- **Written task 1**
List every capability that the HAProxy text says HAProxy can be used to implement.
- **Written task 2**
Resume the text on using HAProxy with PostgreSQL, starting after its last sentence.

- **Text**
——

How to Create a Single Endpoint for Your PostgreSQL Replication Setup using HAProxy

Managing traffic to the database can get harder and harder as it increases in amount and the database is actually distributed across multiple servers. PostgreSQL clients usually talk to a single endpoint. When a primary node fails, the database clients will keep retrying the same IP. In case you have failed over to a secondary node, the application needs to be updated with the new endpoint. This is where you would want to put a load balancer between the applications and the database instances. It can direct applications to available/healthy database nodes and failover when required. Another benefit would be to increase read performance by using replicas effectively. It is possible to create a read-only port that balances reads across replicas. In this blog, we will cover HAProxy. We’ll see what is, how it works and how to deploy it for PostgreSQL.

What is HAProxy?

HAProxy is an open source proxy that can be used to implement high availability, load balancing and proxying for TCP and HTTP based applications.

As a load balancer, HAProxy distributes traffic from one origin to one or more destinations and can define specific rules and/or protocols for this task. If any of the destinations stops responding, it is marked as offline, and the traffic is sent to the rest of the available destinations.

——

- **Listings of boxed layout items**

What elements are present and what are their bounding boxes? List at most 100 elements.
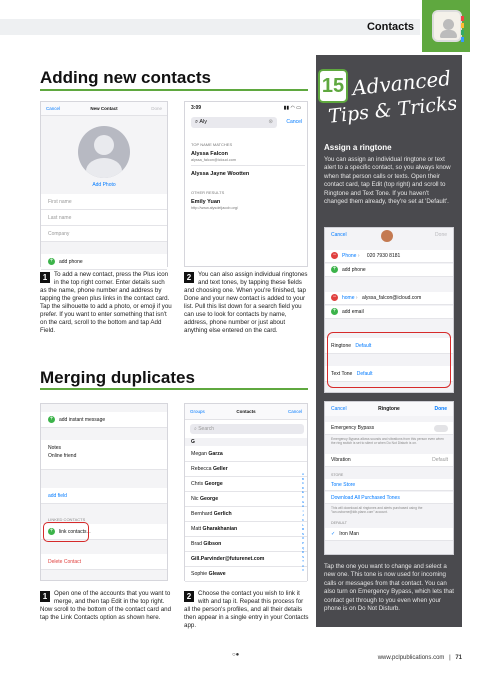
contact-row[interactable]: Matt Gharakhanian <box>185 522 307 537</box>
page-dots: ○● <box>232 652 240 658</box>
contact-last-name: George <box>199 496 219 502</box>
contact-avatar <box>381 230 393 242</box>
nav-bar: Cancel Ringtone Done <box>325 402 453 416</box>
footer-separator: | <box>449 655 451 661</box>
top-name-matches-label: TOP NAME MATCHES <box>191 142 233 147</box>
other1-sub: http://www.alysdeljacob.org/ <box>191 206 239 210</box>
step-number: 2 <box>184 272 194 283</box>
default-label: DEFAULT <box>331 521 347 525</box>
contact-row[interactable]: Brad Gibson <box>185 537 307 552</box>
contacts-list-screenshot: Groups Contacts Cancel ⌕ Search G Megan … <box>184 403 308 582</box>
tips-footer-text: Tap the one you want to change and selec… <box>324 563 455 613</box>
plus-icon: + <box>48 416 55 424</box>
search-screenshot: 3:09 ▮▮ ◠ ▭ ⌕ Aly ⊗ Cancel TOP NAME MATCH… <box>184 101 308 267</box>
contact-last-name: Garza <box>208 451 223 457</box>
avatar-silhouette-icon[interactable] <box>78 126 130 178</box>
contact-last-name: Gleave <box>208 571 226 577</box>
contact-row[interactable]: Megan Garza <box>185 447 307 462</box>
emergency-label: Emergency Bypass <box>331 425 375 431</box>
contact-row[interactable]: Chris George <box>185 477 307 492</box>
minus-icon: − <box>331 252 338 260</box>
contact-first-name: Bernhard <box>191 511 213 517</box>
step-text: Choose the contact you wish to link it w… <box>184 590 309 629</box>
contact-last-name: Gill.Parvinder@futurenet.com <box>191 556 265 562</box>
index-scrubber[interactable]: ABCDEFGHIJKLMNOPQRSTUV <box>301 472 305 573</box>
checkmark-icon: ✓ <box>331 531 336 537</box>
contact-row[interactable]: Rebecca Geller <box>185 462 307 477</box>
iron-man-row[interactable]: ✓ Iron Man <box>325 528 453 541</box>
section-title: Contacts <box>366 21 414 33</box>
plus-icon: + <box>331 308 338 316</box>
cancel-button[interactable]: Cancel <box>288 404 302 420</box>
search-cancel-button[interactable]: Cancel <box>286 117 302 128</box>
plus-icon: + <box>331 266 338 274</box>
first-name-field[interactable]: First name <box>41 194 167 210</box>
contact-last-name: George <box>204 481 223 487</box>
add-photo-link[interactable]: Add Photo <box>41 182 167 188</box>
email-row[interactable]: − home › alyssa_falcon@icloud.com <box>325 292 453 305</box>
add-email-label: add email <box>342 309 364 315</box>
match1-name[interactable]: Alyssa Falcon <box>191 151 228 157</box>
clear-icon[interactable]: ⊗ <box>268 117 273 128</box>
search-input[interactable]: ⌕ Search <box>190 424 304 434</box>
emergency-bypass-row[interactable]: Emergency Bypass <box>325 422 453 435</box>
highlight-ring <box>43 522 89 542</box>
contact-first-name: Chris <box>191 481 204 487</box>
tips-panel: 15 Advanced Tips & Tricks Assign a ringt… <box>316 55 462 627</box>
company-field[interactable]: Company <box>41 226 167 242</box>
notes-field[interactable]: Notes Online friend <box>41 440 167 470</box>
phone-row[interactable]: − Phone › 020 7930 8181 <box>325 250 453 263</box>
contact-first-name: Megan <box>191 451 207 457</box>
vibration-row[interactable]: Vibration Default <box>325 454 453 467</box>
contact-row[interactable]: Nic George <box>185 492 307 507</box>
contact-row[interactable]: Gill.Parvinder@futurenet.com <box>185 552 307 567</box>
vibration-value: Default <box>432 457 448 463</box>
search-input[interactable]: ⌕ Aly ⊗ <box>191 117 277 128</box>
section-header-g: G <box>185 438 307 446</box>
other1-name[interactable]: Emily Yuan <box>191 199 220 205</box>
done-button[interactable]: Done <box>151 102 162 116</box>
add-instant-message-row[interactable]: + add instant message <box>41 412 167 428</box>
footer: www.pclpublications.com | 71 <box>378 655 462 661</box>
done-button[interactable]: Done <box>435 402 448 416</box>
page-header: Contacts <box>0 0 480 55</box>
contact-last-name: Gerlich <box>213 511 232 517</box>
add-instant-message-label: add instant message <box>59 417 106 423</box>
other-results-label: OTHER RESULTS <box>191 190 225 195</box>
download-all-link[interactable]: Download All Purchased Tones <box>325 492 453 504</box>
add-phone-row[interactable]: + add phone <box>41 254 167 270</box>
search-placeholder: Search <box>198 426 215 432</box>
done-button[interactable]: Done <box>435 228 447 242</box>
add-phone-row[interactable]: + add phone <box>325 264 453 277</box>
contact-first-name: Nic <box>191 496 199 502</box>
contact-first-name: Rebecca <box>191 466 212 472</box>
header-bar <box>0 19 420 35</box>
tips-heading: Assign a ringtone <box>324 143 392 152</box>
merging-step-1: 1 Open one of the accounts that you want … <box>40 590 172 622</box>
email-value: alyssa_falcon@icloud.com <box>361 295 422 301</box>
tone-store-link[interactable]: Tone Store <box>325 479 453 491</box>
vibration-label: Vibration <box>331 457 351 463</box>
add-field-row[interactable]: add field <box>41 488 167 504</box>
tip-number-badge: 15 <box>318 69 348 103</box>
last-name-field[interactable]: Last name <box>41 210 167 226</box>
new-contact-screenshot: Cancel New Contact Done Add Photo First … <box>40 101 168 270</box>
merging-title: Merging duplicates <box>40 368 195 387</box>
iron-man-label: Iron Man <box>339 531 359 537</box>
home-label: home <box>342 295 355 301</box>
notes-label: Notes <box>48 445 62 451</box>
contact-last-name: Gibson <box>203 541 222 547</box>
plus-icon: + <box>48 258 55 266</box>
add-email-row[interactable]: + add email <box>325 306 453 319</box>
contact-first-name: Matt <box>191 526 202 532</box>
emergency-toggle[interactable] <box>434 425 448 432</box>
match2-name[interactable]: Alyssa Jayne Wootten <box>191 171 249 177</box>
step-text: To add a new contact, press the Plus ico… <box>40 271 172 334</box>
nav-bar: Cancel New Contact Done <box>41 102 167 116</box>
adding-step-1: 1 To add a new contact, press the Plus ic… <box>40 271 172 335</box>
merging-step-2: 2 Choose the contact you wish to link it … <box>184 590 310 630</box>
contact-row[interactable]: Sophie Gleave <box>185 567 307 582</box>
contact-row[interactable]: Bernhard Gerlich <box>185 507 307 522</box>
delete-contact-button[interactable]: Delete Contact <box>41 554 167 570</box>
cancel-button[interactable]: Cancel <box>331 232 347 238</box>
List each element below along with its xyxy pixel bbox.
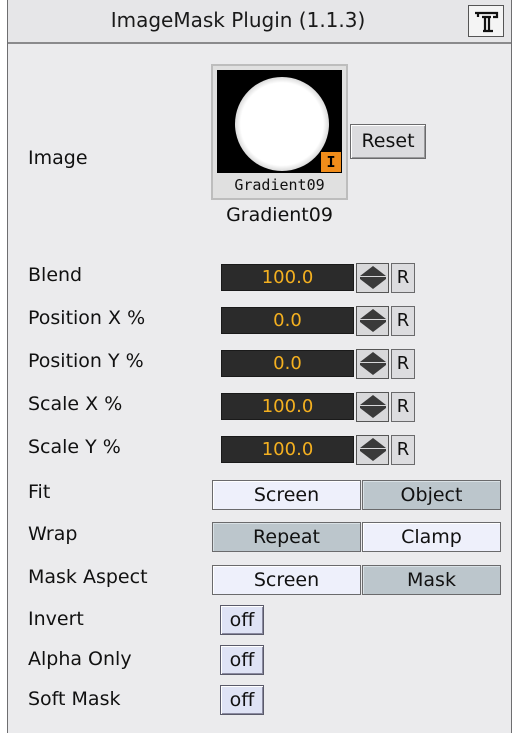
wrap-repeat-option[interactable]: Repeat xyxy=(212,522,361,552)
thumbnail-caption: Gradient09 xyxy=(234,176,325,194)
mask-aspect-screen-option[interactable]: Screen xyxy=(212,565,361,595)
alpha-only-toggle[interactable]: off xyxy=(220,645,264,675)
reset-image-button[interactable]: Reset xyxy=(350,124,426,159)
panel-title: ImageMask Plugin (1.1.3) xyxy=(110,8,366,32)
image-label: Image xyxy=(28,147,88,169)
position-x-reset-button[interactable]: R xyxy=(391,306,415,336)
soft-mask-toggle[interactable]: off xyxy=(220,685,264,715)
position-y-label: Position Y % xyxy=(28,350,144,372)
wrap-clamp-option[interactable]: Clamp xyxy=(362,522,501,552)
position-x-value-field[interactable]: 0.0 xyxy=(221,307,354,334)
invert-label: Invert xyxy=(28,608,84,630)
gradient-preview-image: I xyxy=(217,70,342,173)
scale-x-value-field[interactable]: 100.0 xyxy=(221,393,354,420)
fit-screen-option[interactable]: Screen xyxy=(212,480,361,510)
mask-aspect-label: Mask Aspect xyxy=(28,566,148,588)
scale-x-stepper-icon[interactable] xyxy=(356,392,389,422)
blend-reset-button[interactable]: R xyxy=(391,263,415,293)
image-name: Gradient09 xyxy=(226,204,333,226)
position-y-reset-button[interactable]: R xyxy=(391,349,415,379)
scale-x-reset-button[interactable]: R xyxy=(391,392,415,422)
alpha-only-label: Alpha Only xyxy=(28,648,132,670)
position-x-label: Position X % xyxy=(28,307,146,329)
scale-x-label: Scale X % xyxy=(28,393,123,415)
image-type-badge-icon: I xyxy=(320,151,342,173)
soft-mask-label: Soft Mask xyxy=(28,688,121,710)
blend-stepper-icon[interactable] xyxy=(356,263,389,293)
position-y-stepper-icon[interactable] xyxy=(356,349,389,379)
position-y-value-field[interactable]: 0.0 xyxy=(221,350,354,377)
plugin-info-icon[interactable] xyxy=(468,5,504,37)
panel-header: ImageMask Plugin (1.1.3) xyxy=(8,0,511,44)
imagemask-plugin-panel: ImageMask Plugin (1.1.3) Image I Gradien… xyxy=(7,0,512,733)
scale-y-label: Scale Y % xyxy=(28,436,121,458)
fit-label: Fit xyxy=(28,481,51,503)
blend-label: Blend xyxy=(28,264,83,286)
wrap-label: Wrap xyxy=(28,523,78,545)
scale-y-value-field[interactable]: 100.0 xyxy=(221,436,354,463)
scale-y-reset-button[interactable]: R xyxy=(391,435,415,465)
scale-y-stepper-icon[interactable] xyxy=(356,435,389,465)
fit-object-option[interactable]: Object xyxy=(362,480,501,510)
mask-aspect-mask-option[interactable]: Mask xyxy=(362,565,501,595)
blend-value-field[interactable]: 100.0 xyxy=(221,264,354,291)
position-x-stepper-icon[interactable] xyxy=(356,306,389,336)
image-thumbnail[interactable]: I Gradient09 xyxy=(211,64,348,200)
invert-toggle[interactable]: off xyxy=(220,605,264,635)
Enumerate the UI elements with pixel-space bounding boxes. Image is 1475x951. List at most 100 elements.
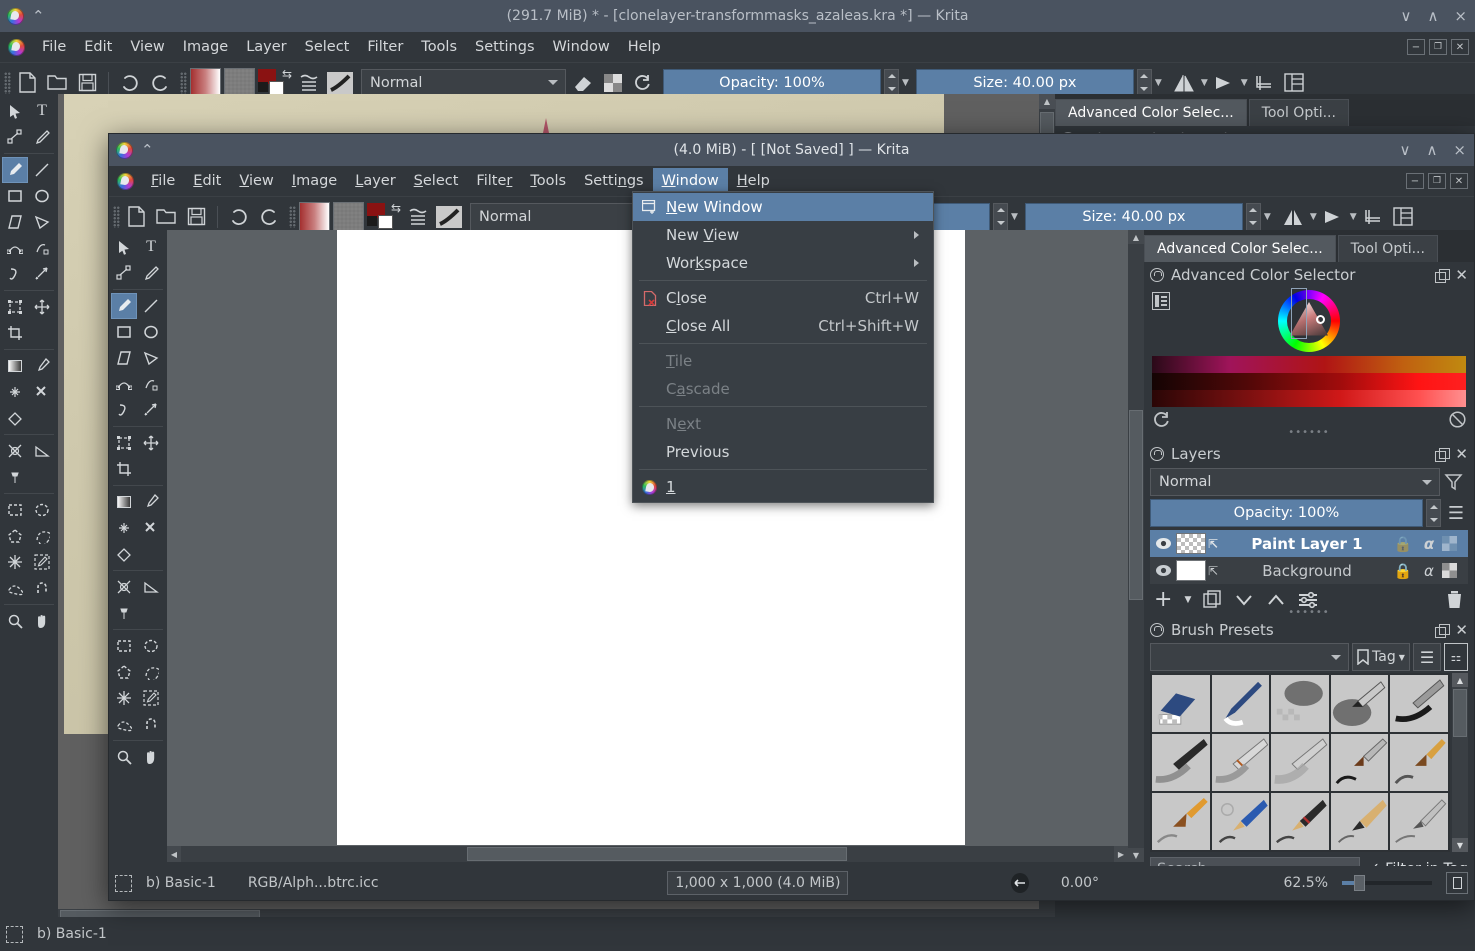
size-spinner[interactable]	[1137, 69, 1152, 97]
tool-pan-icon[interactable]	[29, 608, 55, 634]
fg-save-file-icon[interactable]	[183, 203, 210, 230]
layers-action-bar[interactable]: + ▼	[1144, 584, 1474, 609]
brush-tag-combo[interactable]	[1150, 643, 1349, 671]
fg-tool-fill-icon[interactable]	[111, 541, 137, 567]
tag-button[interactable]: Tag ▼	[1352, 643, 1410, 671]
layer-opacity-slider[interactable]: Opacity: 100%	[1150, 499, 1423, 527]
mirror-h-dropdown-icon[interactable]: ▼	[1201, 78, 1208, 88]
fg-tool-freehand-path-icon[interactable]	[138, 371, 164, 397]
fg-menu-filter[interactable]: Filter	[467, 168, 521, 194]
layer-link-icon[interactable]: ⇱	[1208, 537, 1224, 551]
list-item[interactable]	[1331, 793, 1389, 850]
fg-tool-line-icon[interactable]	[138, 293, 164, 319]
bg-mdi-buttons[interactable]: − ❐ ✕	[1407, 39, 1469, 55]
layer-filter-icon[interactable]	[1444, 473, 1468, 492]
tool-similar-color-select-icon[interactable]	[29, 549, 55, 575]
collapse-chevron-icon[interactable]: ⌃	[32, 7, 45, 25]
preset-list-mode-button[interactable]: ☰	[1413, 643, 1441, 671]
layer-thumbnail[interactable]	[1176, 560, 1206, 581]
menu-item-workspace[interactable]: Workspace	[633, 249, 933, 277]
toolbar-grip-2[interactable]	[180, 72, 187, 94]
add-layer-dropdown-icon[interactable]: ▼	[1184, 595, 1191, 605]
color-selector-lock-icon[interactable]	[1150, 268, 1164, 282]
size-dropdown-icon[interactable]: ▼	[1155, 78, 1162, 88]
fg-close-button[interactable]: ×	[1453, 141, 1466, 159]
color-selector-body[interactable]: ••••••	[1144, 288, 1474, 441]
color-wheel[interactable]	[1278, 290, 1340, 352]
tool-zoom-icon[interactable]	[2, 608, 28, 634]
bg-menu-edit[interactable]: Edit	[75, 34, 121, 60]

——

- **Response 1**
High availability, load balancing, proxying

- **Response 2**
How to install and configure HAProxy manually

To install HAProxy on Linux you can use the following commands:

On Ubuntu/Debian OS:

$ apt-get install haproxy -y

On CentOS/RedHat OS:

$ yum install haproxy -y

And then we need to edit the following configuration file to manage our HAProxy configuration:

$ /etc/haproxy/haproxy.cfg

Configuring our HAProxy is not complicated, but we need to know what we are doing. We have several parameters to configure, depending on how we want HAProxy to work. For more information, we can follow the documentation about the HAProxy configuration.

Let’s look at a basic configuration example. Suppose that you have the following database topology:

We want to create a HAProxy listener to balance the read traffic between the three nodes.

listen haproxy_read
   bind *:5434
   balance     roundrobin
   server  postgres1 10.1.1.10:5432 check
   server  postgres2 10.1.1.11:5432 check
   server  postgres3 10.1.1.12:5432 check

As we mentioned before, there are several parameters to configure here, and this configuration depends on what we want to do. For example:

listen  haproxy_read
       bind *:5434
       mode tcp
       timeout client  10800s
       timeout server  10800s
       tcp-check expect string is running
       balance leastconn
       option tcp-check
       default-server port 9201 inter 2s downinter 5s rise 3 fall 2 slowstart 60s maxconn 64 maxqueue 128 weight 100
       server  postgres1 10.1.1.10:5432 check
       server  postgres2 10.1.1.11:5432 check
       server  postgres3 10.1.1.12:5432 check

How HAProxy works on ClusterControl

For PostgreSQL, HAProxy is configured by ClusterControl with two different ports by default, one read-write and one read-only.

In our read-write port, we have our master server as online and the rest of our nodes as offline, and in the read-only port, we have both the master and the slaves online.

When HAProxy detects that one of our nodes, either master or slave, is not accessible, it automatically marks it as offline and does not take it into account when sending traffic. Detection is done by healthcheck scripts that are configured by ClusterControl at the time of deployment. These check whether the instances are up, whether they are undergoing recovery, or are read-only.

When ClusterControl promotes a slave to master, our HAProxy marks the old master as offline (for both ports) and puts the promoted node online (in the read-write port).

In this way, our systems continue to operate normally and without our intervention.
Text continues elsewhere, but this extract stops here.